**To do:** Transcribe all the records with complete accuracy.

**Dataset records:**

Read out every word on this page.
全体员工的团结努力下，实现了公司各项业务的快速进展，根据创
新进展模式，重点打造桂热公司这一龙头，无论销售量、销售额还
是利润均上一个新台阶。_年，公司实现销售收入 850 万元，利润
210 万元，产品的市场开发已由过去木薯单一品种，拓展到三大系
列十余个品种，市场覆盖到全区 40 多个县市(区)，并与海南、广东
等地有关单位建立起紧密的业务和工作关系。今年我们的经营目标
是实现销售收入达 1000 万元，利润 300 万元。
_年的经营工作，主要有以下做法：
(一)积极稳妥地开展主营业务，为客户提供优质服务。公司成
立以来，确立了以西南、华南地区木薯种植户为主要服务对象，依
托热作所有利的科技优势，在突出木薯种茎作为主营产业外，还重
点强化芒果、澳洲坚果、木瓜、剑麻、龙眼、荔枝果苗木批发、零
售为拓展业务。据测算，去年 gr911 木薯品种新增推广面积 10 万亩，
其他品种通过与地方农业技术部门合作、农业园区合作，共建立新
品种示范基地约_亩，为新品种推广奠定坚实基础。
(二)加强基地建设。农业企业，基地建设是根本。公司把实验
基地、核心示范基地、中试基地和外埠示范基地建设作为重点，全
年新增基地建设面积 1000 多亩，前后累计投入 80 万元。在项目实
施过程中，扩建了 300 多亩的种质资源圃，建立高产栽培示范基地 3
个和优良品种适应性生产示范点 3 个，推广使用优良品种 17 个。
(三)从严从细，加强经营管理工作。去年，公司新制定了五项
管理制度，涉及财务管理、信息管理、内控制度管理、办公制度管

**Written solution:**
Read out every word on this page.
全体员工的团结努力下，实现了公司各项业务的快速进展，根据创
新进展模式，重点打造桂热公司这一龙头，无论销售量、销售额还
是利润均上一个新台阶。_年，公司实现销售收入 850 万元，利润
210 万元，产品的市场开发已由过去木薯单一品种，拓展到三大系
列十余个品种，市场覆盖到全区 40 多个县市(区)，并与海南、广东
等地有关单位建立起紧密的业务和工作关系。今年我们的经营目标
是实现销售收入达 1000 万元，利润 300 万元。
_年的经营工作，主要有以下做法：
(一)积极稳妥地开展主营业务，为客户提供优质服务。公司成
立以来，确立了以西南、华南地区木薯种植户为主要服务对象，依
托热作所有利的科技优势，在突出木薯种茎作为主营产业外，还重
点强化芒果、澳洲坚果、木瓜、剑麻、龙眼、荔枝果苗木批发、零
售为拓展业务。据测算，去年 gr911 木薯品种新增推广面积 10 万亩，
其他品种通过与地方农业技术部门合作、农业园区合作，共建立新
品种示范基地约_亩，为新品种推广奠定坚实基础。
(二)加强基地建设。农业企业，基地建设是根本。公司把实验
基地、核心示范基地、中试基地和外埠示范基地建设作为重点，全
年新增基地建设面积 1000 多亩，前后累计投入 80 万元。在项目实
施过程中，扩建了 300 多亩的种质资源圃，建立高产栽培示范基地 3
个和优良品种适应性生产示范点 3 个，推广使用优良品种 17 个。
(三)从严从细，加强经营管理工作。去年，公司新制定了五项
管理制度，涉及财务管理、信息管理、内控制度管理、办公制度管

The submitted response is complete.